- _Work required_
Type out the data exactly as given. Skip any image.
== Provided data ==
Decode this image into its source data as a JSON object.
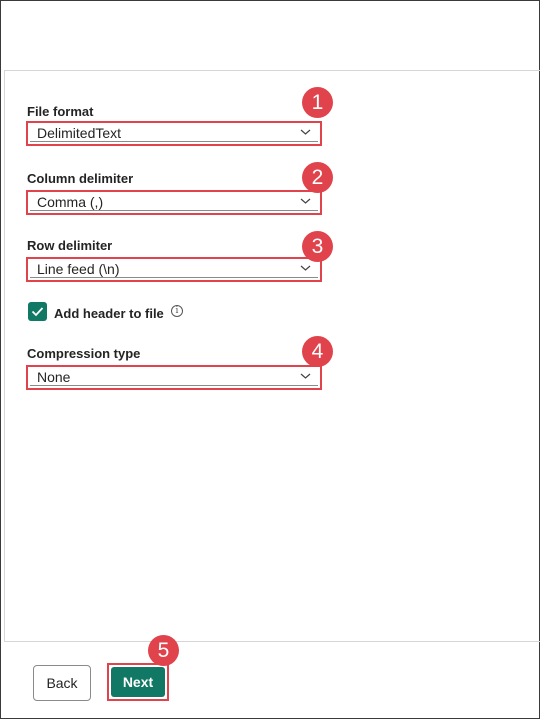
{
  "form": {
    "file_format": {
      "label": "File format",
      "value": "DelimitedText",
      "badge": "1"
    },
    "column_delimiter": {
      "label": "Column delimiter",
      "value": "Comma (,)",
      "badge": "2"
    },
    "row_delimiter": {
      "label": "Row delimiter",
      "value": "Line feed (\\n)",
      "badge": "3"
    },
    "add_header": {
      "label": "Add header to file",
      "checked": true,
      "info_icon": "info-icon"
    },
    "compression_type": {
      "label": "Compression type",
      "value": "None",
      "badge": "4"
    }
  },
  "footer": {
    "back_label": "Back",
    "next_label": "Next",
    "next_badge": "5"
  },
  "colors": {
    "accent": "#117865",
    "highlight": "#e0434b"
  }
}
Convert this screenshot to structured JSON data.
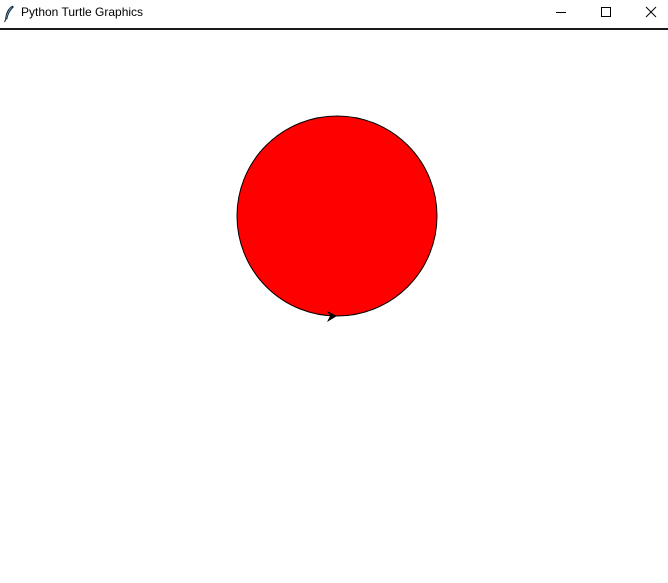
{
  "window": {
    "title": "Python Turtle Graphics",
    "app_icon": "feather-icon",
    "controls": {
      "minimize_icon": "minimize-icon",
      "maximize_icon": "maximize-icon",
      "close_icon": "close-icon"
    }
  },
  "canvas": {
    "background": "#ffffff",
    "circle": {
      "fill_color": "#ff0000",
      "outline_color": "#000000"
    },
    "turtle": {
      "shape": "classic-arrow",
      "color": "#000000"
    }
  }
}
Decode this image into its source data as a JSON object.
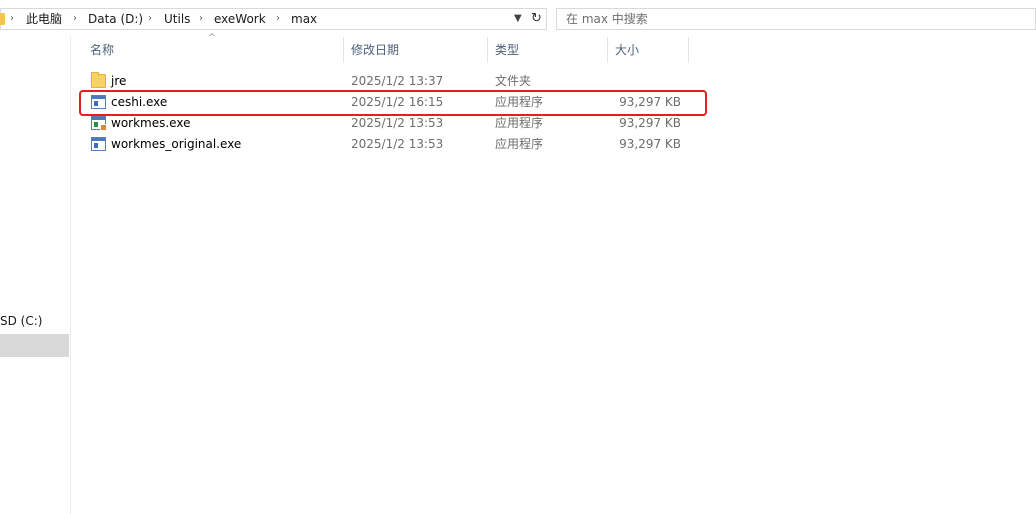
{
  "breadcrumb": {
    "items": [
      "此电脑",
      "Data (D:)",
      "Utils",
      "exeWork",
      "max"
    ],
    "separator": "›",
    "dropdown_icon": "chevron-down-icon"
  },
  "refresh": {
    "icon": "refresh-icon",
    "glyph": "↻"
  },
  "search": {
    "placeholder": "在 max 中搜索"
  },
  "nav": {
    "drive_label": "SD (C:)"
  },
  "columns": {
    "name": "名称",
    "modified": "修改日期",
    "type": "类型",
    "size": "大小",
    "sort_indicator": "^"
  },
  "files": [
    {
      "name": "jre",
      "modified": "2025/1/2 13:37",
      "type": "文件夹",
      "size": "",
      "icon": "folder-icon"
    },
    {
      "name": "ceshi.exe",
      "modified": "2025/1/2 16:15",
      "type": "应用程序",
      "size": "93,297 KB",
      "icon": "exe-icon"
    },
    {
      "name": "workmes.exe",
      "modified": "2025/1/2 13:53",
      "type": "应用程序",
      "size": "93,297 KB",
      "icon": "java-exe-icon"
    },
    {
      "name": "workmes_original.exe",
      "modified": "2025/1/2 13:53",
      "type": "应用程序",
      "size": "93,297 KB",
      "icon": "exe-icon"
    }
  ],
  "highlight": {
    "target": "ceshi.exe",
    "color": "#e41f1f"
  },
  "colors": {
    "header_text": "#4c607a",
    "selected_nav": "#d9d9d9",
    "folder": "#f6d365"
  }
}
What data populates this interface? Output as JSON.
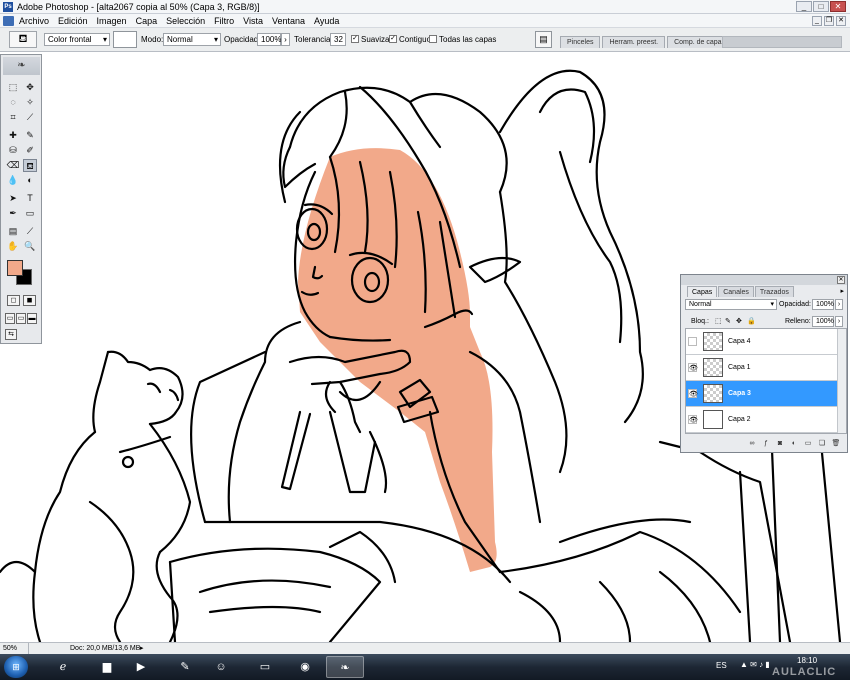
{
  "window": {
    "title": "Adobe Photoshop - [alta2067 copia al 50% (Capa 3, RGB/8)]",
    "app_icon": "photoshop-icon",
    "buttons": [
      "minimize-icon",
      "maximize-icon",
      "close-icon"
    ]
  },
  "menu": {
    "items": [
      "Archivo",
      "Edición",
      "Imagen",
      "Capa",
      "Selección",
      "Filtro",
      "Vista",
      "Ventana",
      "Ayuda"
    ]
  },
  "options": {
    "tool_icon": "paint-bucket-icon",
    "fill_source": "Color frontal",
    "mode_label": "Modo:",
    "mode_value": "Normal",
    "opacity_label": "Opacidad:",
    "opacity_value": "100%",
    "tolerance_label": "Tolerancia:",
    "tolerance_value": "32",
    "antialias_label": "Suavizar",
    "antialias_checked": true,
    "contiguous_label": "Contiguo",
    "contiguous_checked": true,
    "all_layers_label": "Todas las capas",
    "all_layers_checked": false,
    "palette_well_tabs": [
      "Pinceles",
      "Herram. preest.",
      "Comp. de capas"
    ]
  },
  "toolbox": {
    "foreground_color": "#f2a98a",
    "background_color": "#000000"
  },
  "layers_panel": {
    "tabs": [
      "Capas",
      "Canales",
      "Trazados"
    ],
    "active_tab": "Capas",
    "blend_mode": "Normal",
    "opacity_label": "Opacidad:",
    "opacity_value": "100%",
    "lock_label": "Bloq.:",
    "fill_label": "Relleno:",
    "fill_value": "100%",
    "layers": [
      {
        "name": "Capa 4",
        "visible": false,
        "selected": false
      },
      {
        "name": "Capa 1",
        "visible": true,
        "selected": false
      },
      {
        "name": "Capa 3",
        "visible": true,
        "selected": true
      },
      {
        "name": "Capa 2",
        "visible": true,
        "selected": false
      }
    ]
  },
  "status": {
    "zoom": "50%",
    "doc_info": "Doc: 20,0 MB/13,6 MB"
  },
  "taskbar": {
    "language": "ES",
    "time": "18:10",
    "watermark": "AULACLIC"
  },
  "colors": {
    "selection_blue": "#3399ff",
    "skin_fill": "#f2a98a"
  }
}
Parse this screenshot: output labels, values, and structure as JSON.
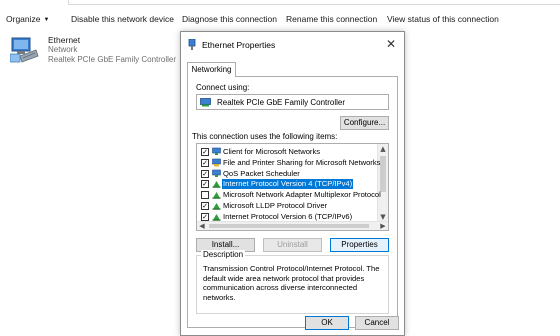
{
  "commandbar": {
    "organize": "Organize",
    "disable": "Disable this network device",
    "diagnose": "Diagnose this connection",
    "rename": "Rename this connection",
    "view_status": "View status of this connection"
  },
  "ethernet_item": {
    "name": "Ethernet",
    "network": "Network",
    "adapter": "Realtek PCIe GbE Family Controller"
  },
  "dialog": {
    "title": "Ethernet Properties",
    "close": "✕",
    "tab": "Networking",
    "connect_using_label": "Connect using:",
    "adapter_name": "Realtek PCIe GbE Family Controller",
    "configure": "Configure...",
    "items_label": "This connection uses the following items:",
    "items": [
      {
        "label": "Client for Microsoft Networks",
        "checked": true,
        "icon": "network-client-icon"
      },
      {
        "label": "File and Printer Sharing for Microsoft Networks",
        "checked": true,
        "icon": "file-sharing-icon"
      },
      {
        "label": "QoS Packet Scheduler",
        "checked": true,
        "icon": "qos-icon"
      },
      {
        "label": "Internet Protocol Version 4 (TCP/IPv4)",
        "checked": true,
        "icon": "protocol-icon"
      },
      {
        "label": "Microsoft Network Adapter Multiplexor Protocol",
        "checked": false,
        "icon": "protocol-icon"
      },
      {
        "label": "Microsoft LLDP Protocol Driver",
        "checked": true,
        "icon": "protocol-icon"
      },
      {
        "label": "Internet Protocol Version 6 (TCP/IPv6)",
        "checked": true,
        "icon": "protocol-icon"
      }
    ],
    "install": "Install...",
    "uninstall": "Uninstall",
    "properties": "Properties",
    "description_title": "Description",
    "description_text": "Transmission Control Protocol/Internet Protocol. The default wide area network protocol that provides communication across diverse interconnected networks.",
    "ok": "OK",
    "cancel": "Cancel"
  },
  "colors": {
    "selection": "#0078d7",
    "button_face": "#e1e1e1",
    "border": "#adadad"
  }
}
===
- _Completed task_
Decode this image into its source data as a JSON object.
{
  "form": {
    "file_format": {
      "label": "File format",
      "value": "DelimitedText",
      "badge": "1"
    },
    "column_delimiter": {
      "label": "Column delimiter",
      "value": "Comma (,)",
      "badge": "2"
    },
    "row_delimiter": {
      "label": "Row delimiter",
      "value": "Line feed (\\n)",
      "badge": "3"
    },
    "add_header": {
      "label": "Add header to file",
      "checked": true,
      "info_icon": "info-icon"
    },
    "compression_type": {
      "label": "Compression type",
      "value": "None",
      "badge": "4"
    }
  },
  "footer": {
    "back_label": "Back",
    "next_label": "Next",
    "next_badge": "5"
  },
  "colors": {
    "accent": "#117865",
    "highlight": "#e0434b"
  }
}
Convert this screenshot to structured JSON data.
{
  "window": {
    "title": "Python Turtle Graphics",
    "app_icon": "feather-icon",
    "controls": {
      "minimize_icon": "minimize-icon",
      "maximize_icon": "maximize-icon",
      "close_icon": "close-icon"
    }
  },
  "canvas": {
    "background": "#ffffff",
    "circle": {
      "fill_color": "#ff0000",
      "outline_color": "#000000"
    },
    "turtle": {
      "shape": "classic-arrow",
      "color": "#000000"
    }
  }
}
Decode this image into its source data as a JSON object.
{
  "breadcrumb": {
    "items": [
      "此电脑",
      "Data (D:)",
      "Utils",
      "exeWork",
      "max"
    ],
    "separator": "›",
    "dropdown_icon": "chevron-down-icon"
  },
  "refresh": {
    "icon": "refresh-icon",
    "glyph": "↻"
  },
  "search": {
    "placeholder": "在 max 中搜索"
  },
  "nav": {
    "drive_label": "SD (C:)"
  },
  "columns": {
    "name": "名称",
    "modified": "修改日期",
    "type": "类型",
    "size": "大小",
    "sort_indicator": "^"
  },
  "files": [
    {
      "name": "jre",
      "modified": "2025/1/2 13:37",
      "type": "文件夹",
      "size": "",
      "icon": "folder-icon"
    },
    {
      "name": "ceshi.exe",
      "modified": "2025/1/2 16:15",
      "type": "应用程序",
      "size": "93,297 KB",
      "icon": "exe-icon"
    },
    {
      "name": "workmes.exe",
      "modified": "2025/1/2 13:53",
      "type": "应用程序",
      "size": "93,297 KB",
      "icon": "java-exe-icon"
    },
    {
      "name": "workmes_original.exe",
      "modified": "2025/1/2 13:53",
      "type": "应用程序",
      "size": "93,297 KB",
      "icon": "exe-icon"
    }
  ],
  "highlight": {
    "target": "ceshi.exe",
    "color": "#e41f1f"
  },
  "colors": {
    "header_text": "#4c607a",
    "selected_nav": "#d9d9d9",
    "folder": "#f6d365"
  }
}
What data populates this interface? Output as JSON.
{
  "window": {
    "title": "Adobe Photoshop - [alta2067 copia al 50% (Capa 3, RGB/8)]",
    "app_icon": "photoshop-icon",
    "buttons": [
      "minimize-icon",
      "maximize-icon",
      "close-icon"
    ]
  },
  "menu": {
    "items": [
      "Archivo",
      "Edición",
      "Imagen",
      "Capa",
      "Selección",
      "Filtro",
      "Vista",
      "Ventana",
      "Ayuda"
    ]
  },
  "options": {
    "tool_icon": "paint-bucket-icon",
    "fill_source": "Color frontal",
    "mode_label": "Modo:",
    "mode_value": "Normal",
    "opacity_label": "Opacidad:",
    "opacity_value": "100%",
    "tolerance_label": "Tolerancia:",
    "tolerance_value": "32",
    "antialias_label": "Suavizar",
    "antialias_checked": true,
    "contiguous_label": "Contiguo",
    "contiguous_checked": true,
    "all_layers_label": "Todas las capas",
    "all_layers_checked": false,
    "palette_well_tabs": [
      "Pinceles",
      "Herram. preest.",
      "Comp. de capas"
    ]
  },
  "toolbox": {
    "foreground_color": "#f2a98a",
    "background_color": "#000000"
  },
  "layers_panel": {
    "tabs": [
      "Capas",
      "Canales",
      "Trazados"
    ],
    "active_tab": "Capas",
    "blend_mode": "Normal",
    "opacity_label": "Opacidad:",
    "opacity_value": "100%",
    "lock_label": "Bloq.:",
    "fill_label": "Relleno:",
    "fill_value": "100%",
    "layers": [
      {
        "name": "Capa 4",
        "visible": false,
        "selected": false
      },
      {
        "name": "Capa 1",
        "visible": true,
        "selected": false
      },
      {
        "name": "Capa 3",
        "visible": true,
        "selected": true
      },
      {
        "name": "Capa 2",
        "visible": true,
        "selected": false
      }
    ]
  },
  "status": {
    "zoom": "50%",
    "doc_info": "Doc: 20,0 MB/13,6 MB"
  },
  "taskbar": {
    "language": "ES",
    "time": "18:10",
    "watermark": "AULACLIC"
  },
  "colors": {
    "selection_blue": "#3399ff",
    "skin_fill": "#f2a98a"
  }
}
Parse this screenshot: output labels, values, and structure as JSON.
{
  "commandbar": {
    "organize": "Organize",
    "disable": "Disable this network device",
    "diagnose": "Diagnose this connection",
    "rename": "Rename this connection",
    "view_status": "View status of this connection"
  },
  "ethernet_item": {
    "name": "Ethernet",
    "network": "Network",
    "adapter": "Realtek PCIe GbE Family Controller"
  },
  "dialog": {
    "title": "Ethernet Properties",
    "close": "✕",
    "tab": "Networking",
    "connect_using_label": "Connect using:",
    "adapter_name": "Realtek PCIe GbE Family Controller",
    "configure": "Configure...",
    "items_label": "This connection uses the following items:",
    "items": [
      {
        "label": "Client for Microsoft Networks",
        "checked": true,
        "icon": "network-client-icon"
      },
      {
        "label": "File and Printer Sharing for Microsoft Networks",
        "checked": true,
        "icon": "file-sharing-icon"
      },
      {
        "label": "QoS Packet Scheduler",
        "checked": true,
        "icon": "qos-icon"
      },
      {
        "label": "Internet Protocol Version 4 (TCP/IPv4)",
        "checked": true,
        "icon": "protocol-icon"
      },
      {
        "label": "Microsoft Network Adapter Multiplexor Protocol",
        "checked": false,
        "icon": "protocol-icon"
      },
      {
        "label": "Microsoft LLDP Protocol Driver",
        "checked": true,
        "icon": "protocol-icon"
      },
      {
        "label": "Internet Protocol Version 6 (TCP/IPv6)",
        "checked": true,
        "icon": "protocol-icon"
      }
    ],
    "install": "Install...",
    "uninstall": "Uninstall",
    "properties": "Properties",
    "description_title": "Description",
    "description_text": "Transmission Control Protocol/Internet Protocol. The default wide area network protocol that provides communication across diverse interconnected networks.",
    "ok": "OK",
    "cancel": "Cancel"
  },
  "colors": {
    "selection": "#0078d7",
    "button_face": "#e1e1e1",
    "border": "#adadad"
  }
}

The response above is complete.